● **BRIEF**
Only the pictures are to be left out; set down the rest of the records exactly.

--- START OF DATA FOR THIS TASK ---

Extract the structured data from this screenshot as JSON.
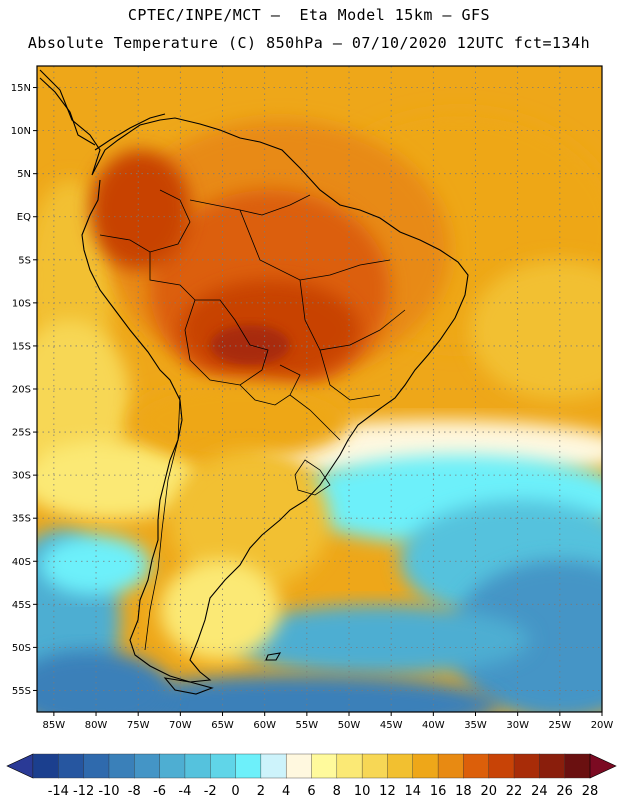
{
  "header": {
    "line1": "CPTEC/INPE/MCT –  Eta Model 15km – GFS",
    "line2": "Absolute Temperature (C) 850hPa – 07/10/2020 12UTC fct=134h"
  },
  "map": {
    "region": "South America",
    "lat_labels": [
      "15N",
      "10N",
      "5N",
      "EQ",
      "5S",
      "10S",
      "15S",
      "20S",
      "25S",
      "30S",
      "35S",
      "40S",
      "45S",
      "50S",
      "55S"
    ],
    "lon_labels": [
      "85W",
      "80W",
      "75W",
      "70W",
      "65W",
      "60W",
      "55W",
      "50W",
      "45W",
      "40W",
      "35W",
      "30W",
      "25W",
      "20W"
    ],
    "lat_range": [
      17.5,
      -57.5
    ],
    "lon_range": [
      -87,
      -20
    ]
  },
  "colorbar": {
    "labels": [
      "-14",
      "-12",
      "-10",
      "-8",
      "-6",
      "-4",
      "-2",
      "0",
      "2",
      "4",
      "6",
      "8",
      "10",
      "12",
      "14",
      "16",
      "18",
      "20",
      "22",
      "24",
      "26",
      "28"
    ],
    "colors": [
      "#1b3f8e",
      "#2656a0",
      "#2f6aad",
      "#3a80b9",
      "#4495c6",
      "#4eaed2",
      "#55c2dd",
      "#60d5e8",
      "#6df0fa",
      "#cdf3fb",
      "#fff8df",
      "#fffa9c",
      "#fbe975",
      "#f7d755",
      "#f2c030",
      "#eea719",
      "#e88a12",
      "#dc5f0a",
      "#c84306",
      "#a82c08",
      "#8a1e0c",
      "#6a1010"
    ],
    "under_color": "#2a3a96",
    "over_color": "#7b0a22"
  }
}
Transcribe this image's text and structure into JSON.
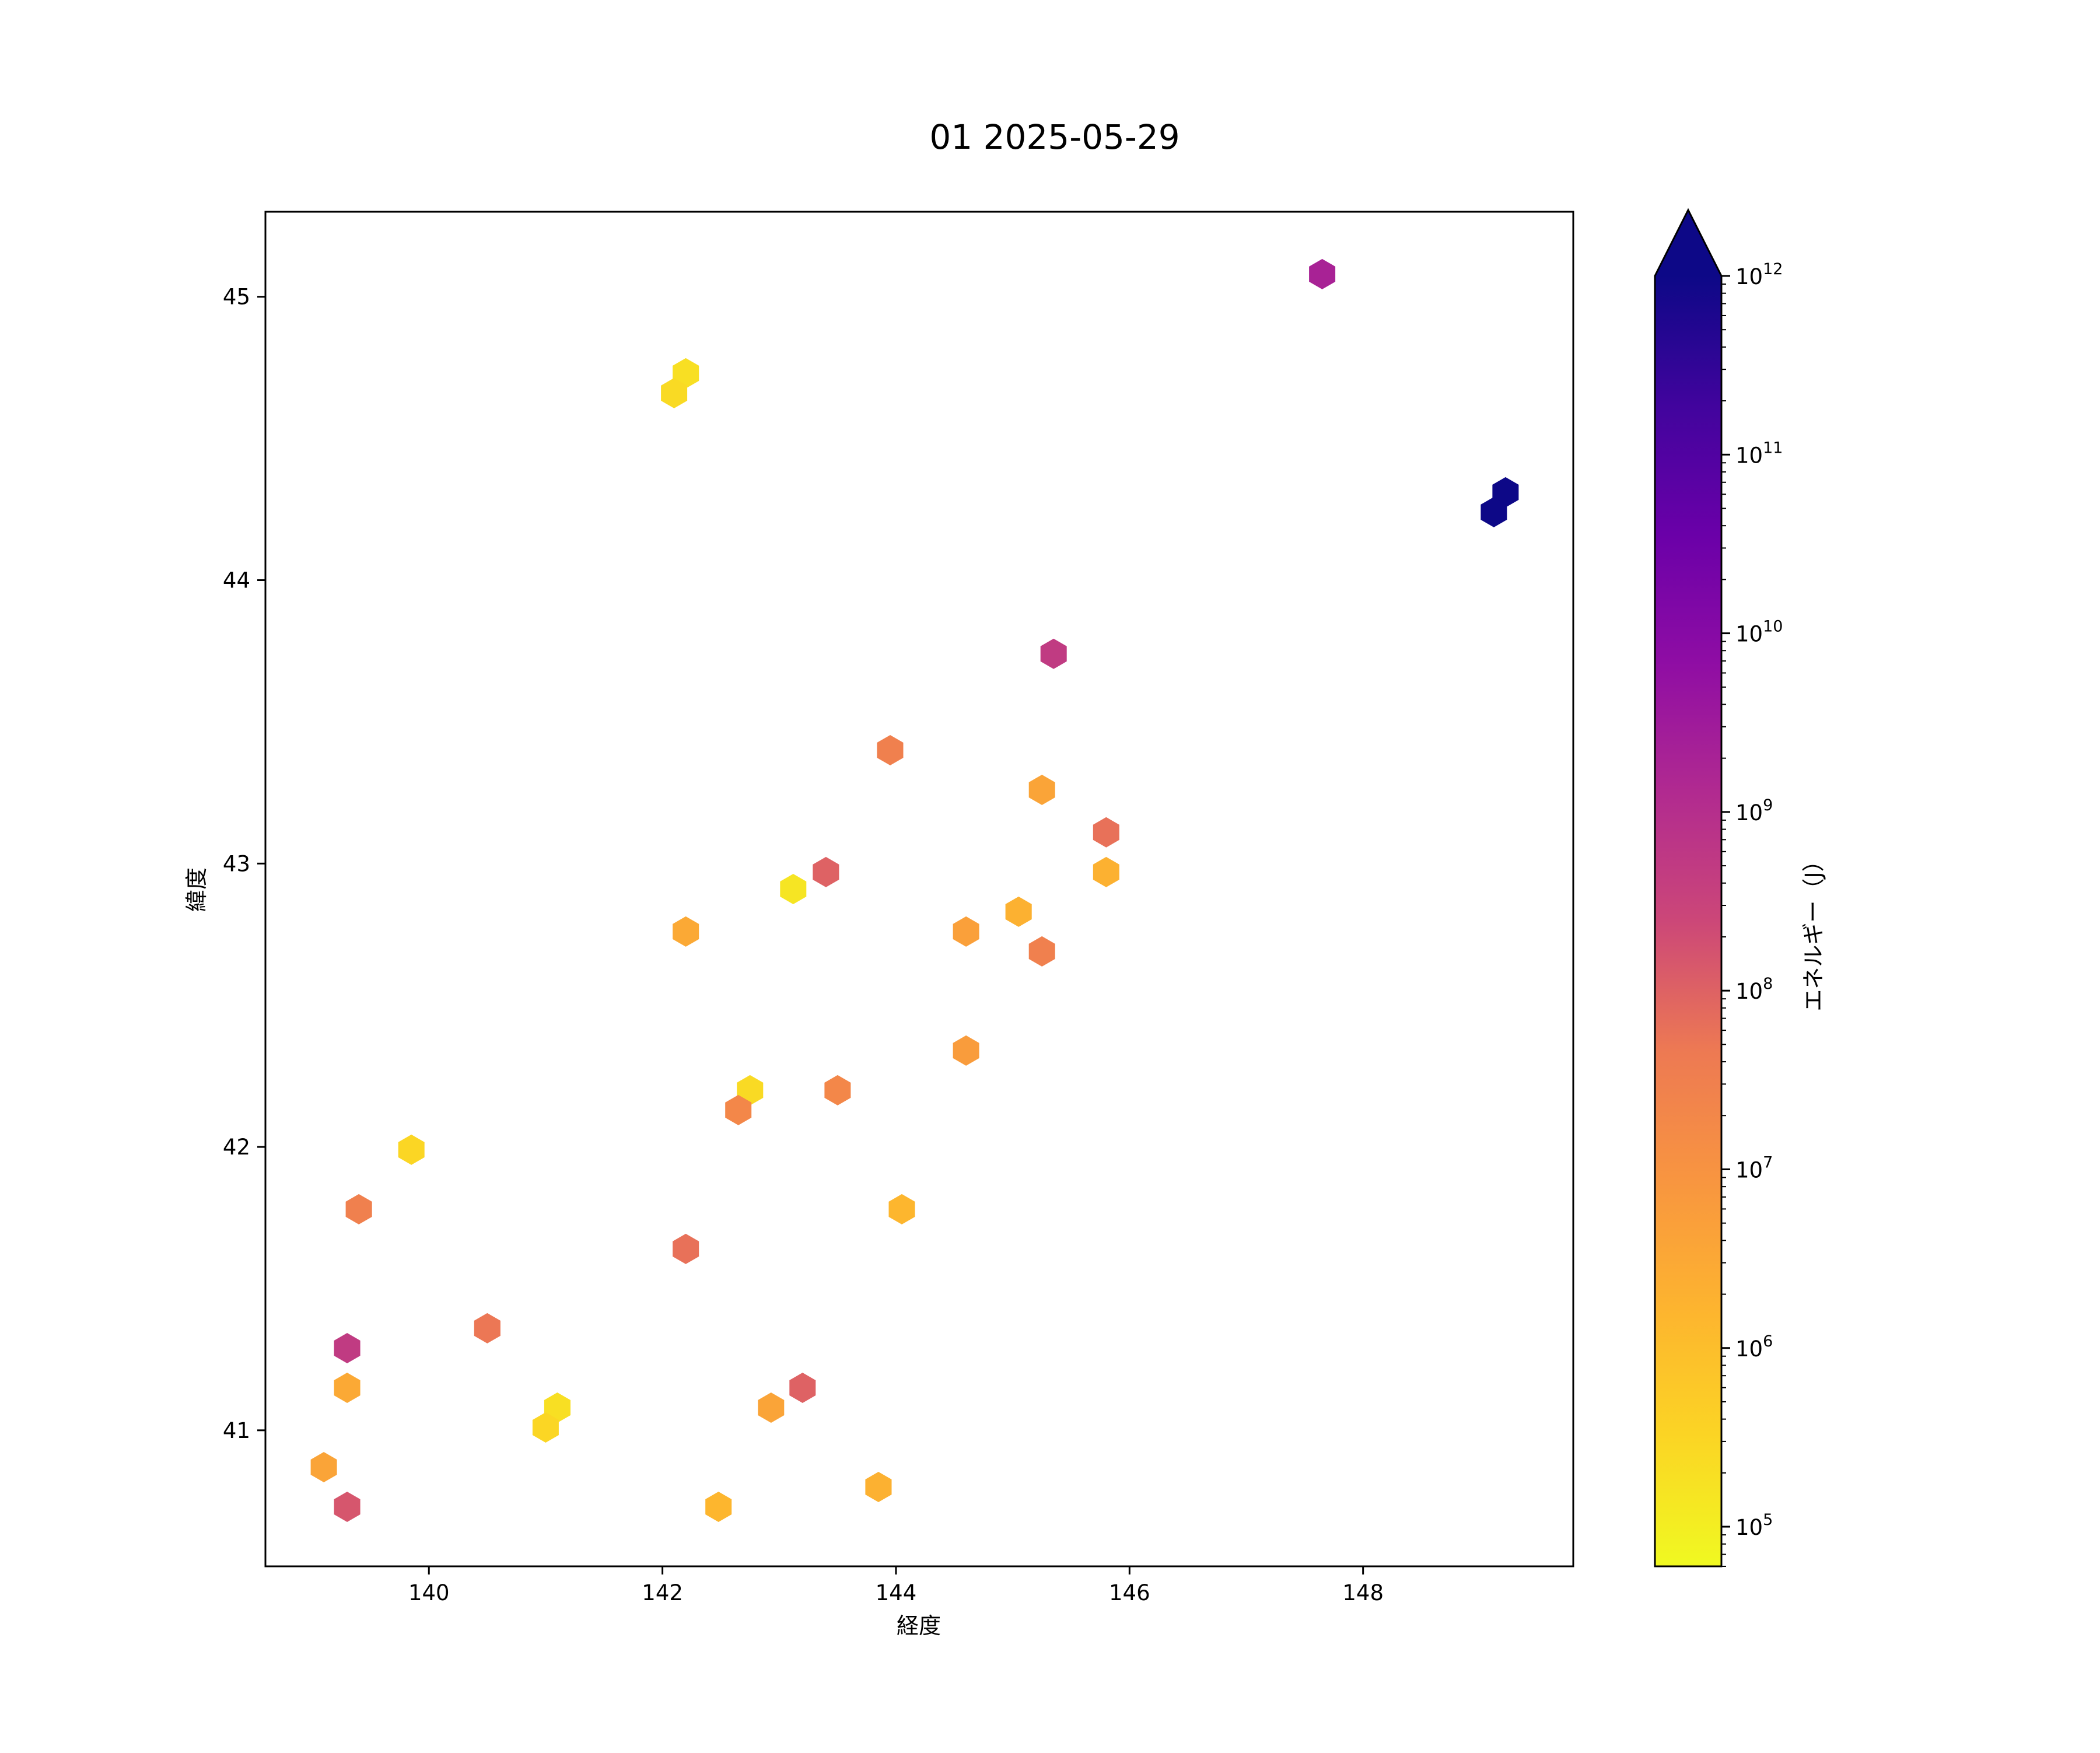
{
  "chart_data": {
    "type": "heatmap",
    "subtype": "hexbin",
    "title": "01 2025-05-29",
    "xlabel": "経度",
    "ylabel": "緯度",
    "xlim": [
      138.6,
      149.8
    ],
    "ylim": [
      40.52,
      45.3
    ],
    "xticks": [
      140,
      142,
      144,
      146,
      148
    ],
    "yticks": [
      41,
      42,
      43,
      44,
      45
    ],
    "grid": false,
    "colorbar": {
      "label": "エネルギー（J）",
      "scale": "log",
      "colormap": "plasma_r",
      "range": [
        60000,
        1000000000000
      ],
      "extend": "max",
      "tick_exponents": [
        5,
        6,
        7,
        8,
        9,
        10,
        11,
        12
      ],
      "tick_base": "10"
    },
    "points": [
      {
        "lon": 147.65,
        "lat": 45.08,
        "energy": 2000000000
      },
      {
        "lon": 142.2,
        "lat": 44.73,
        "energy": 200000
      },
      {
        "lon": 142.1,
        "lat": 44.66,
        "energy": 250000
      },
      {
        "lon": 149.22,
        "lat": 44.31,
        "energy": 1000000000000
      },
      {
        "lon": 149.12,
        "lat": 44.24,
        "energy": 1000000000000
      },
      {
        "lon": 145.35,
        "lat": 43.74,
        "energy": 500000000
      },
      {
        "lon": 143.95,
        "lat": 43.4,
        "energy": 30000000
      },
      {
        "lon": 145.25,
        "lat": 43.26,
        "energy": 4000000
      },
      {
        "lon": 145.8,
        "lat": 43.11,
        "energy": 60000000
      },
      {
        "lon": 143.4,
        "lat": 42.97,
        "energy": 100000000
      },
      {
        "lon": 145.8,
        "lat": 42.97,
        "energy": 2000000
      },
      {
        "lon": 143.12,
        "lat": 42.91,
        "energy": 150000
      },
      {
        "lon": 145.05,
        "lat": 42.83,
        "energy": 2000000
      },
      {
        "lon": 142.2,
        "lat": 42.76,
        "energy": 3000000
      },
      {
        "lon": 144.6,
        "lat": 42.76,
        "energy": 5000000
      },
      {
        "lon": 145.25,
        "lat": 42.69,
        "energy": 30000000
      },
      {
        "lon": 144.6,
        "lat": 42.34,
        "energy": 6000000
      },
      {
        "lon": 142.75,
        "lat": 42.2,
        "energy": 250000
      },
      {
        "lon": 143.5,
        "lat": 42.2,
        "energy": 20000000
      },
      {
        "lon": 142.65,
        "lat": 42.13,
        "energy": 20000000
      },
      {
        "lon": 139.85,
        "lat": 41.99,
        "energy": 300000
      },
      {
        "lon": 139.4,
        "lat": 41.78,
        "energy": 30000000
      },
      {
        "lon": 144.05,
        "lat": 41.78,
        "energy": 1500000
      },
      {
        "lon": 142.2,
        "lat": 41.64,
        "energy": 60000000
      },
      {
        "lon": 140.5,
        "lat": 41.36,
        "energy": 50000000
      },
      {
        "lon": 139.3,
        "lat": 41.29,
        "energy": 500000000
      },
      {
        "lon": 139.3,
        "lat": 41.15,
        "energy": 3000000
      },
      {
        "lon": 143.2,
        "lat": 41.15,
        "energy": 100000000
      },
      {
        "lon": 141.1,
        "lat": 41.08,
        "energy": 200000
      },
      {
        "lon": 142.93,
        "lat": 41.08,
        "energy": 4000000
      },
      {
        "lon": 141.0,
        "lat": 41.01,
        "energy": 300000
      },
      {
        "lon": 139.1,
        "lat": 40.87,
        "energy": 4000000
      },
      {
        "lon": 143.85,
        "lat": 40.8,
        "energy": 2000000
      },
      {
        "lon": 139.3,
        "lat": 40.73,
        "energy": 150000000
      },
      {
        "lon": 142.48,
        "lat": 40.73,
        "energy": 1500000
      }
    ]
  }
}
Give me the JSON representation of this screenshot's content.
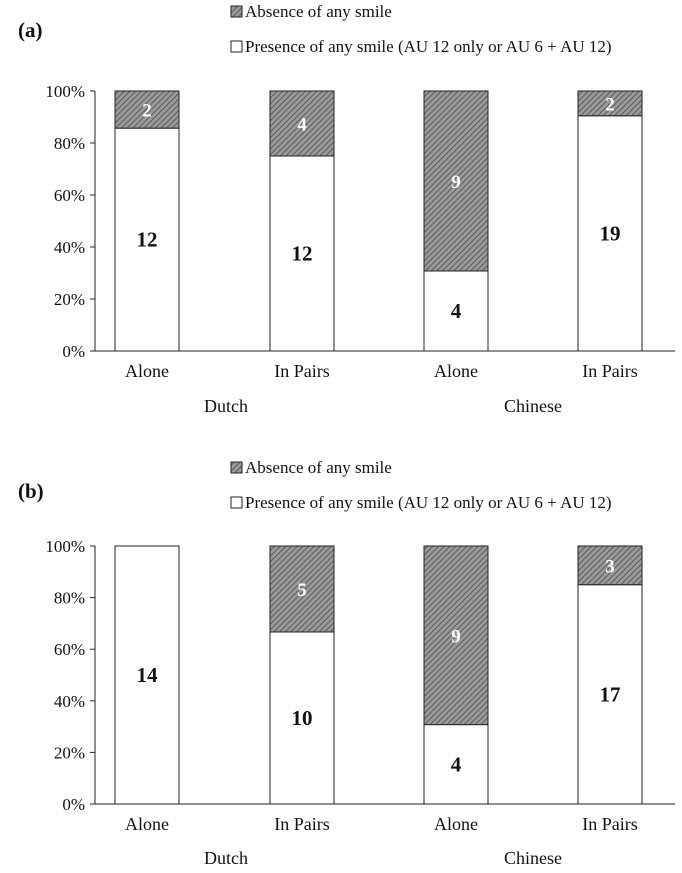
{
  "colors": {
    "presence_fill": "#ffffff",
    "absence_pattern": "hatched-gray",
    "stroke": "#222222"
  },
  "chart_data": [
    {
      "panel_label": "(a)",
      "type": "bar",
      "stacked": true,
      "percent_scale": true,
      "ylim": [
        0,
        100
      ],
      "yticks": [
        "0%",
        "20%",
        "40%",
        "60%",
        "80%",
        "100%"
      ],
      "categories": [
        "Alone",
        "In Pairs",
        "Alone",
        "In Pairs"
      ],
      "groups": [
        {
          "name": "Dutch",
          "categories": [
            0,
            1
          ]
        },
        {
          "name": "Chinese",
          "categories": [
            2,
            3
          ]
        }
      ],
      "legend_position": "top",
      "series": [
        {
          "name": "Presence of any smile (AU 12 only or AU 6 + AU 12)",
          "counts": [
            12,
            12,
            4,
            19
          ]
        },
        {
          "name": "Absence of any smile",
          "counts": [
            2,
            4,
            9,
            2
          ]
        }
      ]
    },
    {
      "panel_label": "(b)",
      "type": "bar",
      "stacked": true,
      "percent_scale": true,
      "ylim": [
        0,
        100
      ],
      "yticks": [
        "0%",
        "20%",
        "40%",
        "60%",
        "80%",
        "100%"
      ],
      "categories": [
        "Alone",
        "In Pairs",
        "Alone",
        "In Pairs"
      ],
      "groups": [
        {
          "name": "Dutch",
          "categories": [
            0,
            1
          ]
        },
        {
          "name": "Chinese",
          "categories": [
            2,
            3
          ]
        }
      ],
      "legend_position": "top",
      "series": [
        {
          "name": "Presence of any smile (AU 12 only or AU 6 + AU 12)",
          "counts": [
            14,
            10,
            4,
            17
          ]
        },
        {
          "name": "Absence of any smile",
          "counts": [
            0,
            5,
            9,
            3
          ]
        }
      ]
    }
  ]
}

--- END OF DATA FOR THIS TASK ---

● **ANSWER TO THE PROBLEM**
Extract the structured data from this screenshot as JSON.
{
  "header": {
    "line1": "CPTEC/INPE/MCT –  Eta Model 15km – GFS",
    "line2": "Absolute Temperature (C) 850hPa – 07/10/2020 12UTC fct=134h"
  },
  "map": {
    "region": "South America",
    "lat_labels": [
      "15N",
      "10N",
      "5N",
      "EQ",
      "5S",
      "10S",
      "15S",
      "20S",
      "25S",
      "30S",
      "35S",
      "40S",
      "45S",
      "50S",
      "55S"
    ],
    "lon_labels": [
      "85W",
      "80W",
      "75W",
      "70W",
      "65W",
      "60W",
      "55W",
      "50W",
      "45W",
      "40W",
      "35W",
      "30W",
      "25W",
      "20W"
    ],
    "lat_range": [
      17.5,
      -57.5
    ],
    "lon_range": [
      -87,
      -20
    ]
  },
  "colorbar": {
    "labels": [
      "-14",
      "-12",
      "-10",
      "-8",
      "-6",
      "-4",
      "-2",
      "0",
      "2",
      "4",
      "6",
      "8",
      "10",
      "12",
      "14",
      "16",
      "18",
      "20",
      "22",
      "24",
      "26",
      "28"
    ],
    "colors": [
      "#1b3f8e",
      "#2656a0",
      "#2f6aad",
      "#3a80b9",
      "#4495c6",
      "#4eaed2",
      "#55c2dd",
      "#60d5e8",
      "#6df0fa",
      "#cdf3fb",
      "#fff8df",
      "#fffa9c",
      "#fbe975",
      "#f7d755",
      "#f2c030",
      "#eea719",
      "#e88a12",
      "#dc5f0a",
      "#c84306",
      "#a82c08",
      "#8a1e0c",
      "#6a1010"
    ],
    "under_color": "#2a3a96",
    "over_color": "#7b0a22"
  }
}
Transcribe this image's text and structure into JSON.
{
  "chart_data": {
    "type": "heatmap",
    "subtype": "hexbin",
    "title": "01 2025-05-29",
    "xlabel": "経度",
    "ylabel": "緯度",
    "xlim": [
      138.6,
      149.8
    ],
    "ylim": [
      40.52,
      45.3
    ],
    "xticks": [
      140,
      142,
      144,
      146,
      148
    ],
    "yticks": [
      41,
      42,
      43,
      44,
      45
    ],
    "grid": false,
    "colorbar": {
      "label": "エネルギー（J）",
      "scale": "log",
      "colormap": "plasma_r",
      "range": [
        60000,
        1000000000000
      ],
      "extend": "max",
      "tick_exponents": [
        5,
        6,
        7,
        8,
        9,
        10,
        11,
        12
      ],
      "tick_base": "10"
    },
    "points": [
      {
        "lon": 147.65,
        "lat": 45.08,
        "energy": 2000000000
      },
      {
        "lon": 142.2,
        "lat": 44.73,
        "energy": 200000
      },
      {
        "lon": 142.1,
        "lat": 44.66,
        "energy": 250000
      },
      {
        "lon": 149.22,
        "lat": 44.31,
        "energy": 1000000000000
      },
      {
        "lon": 149.12,
        "lat": 44.24,
        "energy": 1000000000000
      },
      {
        "lon": 145.35,
        "lat": 43.74,
        "energy": 500000000
      },
      {
        "lon": 143.95,
        "lat": 43.4,
        "energy": 30000000
      },
      {
        "lon": 145.25,
        "lat": 43.26,
        "energy": 4000000
      },
      {
        "lon": 145.8,
        "lat": 43.11,
        "energy": 60000000
      },
      {
        "lon": 143.4,
        "lat": 42.97,
        "energy": 100000000
      },
      {
        "lon": 145.8,
        "lat": 42.97,
        "energy": 2000000
      },
      {
        "lon": 143.12,
        "lat": 42.91,
        "energy": 150000
      },
      {
        "lon": 145.05,
        "lat": 42.83,
        "energy": 2000000
      },
      {
        "lon": 142.2,
        "lat": 42.76,
        "energy": 3000000
      },
      {
        "lon": 144.6,
        "lat": 42.76,
        "energy": 5000000
      },
      {
        "lon": 145.25,
        "lat": 42.69,
        "energy": 30000000
      },
      {
        "lon": 144.6,
        "lat": 42.34,
        "energy": 6000000
      },
      {
        "lon": 142.75,
        "lat": 42.2,
        "energy": 250000
      },
      {
        "lon": 143.5,
        "lat": 42.2,
        "energy": 20000000
      },
      {
        "lon": 142.65,
        "lat": 42.13,
        "energy": 20000000
      },
      {
        "lon": 139.85,
        "lat": 41.99,
        "energy": 300000
      },
      {
        "lon": 139.4,
        "lat": 41.78,
        "energy": 30000000
      },
      {
        "lon": 144.05,
        "lat": 41.78,
        "energy": 1500000
      },
      {
        "lon": 142.2,
        "lat": 41.64,
        "energy": 60000000
      },
      {
        "lon": 140.5,
        "lat": 41.36,
        "energy": 50000000
      },
      {
        "lon": 139.3,
        "lat": 41.29,
        "energy": 500000000
      },
      {
        "lon": 139.3,
        "lat": 41.15,
        "energy": 3000000
      },
      {
        "lon": 143.2,
        "lat": 41.15,
        "energy": 100000000
      },
      {
        "lon": 141.1,
        "lat": 41.08,
        "energy": 200000
      },
      {
        "lon": 142.93,
        "lat": 41.08,
        "energy": 4000000
      },
      {
        "lon": 141.0,
        "lat": 41.01,
        "energy": 300000
      },
      {
        "lon": 139.1,
        "lat": 40.87,
        "energy": 4000000
      },
      {
        "lon": 143.85,
        "lat": 40.8,
        "energy": 2000000
      },
      {
        "lon": 139.3,
        "lat": 40.73,
        "energy": 150000000
      },
      {
        "lon": 142.48,
        "lat": 40.73,
        "energy": 1500000
      }
    ]
  }
}
Give me the JSON representation of this screenshot's content.
{
  "colors": {
    "presence_fill": "#ffffff",
    "absence_pattern": "hatched-gray",
    "stroke": "#222222"
  },
  "chart_data": [
    {
      "panel_label": "(a)",
      "type": "bar",
      "stacked": true,
      "percent_scale": true,
      "ylim": [
        0,
        100
      ],
      "yticks": [
        "0%",
        "20%",
        "40%",
        "60%",
        "80%",
        "100%"
      ],
      "categories": [
        "Alone",
        "In Pairs",
        "Alone",
        "In Pairs"
      ],
      "groups": [
        {
          "name": "Dutch",
          "categories": [
            0,
            1
          ]
        },
        {
          "name": "Chinese",
          "categories": [
            2,
            3
          ]
        }
      ],
      "legend_position": "top",
      "series": [
        {
          "name": "Presence of any smile (AU 12 only or AU 6 + AU 12)",
          "counts": [
            12,
            12,
            4,
            19
          ]
        },
        {
          "name": "Absence of any smile",
          "counts": [
            2,
            4,
            9,
            2
          ]
        }
      ]
    },
    {
      "panel_label": "(b)",
      "type": "bar",
      "stacked": true,
      "percent_scale": true,
      "ylim": [
        0,
        100
      ],
      "yticks": [
        "0%",
        "20%",
        "40%",
        "60%",
        "80%",
        "100%"
      ],
      "categories": [
        "Alone",
        "In Pairs",
        "Alone",
        "In Pairs"
      ],
      "groups": [
        {
          "name": "Dutch",
          "categories": [
            0,
            1
          ]
        },
        {
          "name": "Chinese",
          "categories": [
            2,
            3
          ]
        }
      ],
      "legend_position": "top",
      "series": [
        {
          "name": "Presence of any smile (AU 12 only or AU 6 + AU 12)",
          "counts": [
            14,
            10,
            4,
            17
          ]
        },
        {
          "name": "Absence of any smile",
          "counts": [
            0,
            5,
            9,
            3
          ]
        }
      ]
    }
  ]
}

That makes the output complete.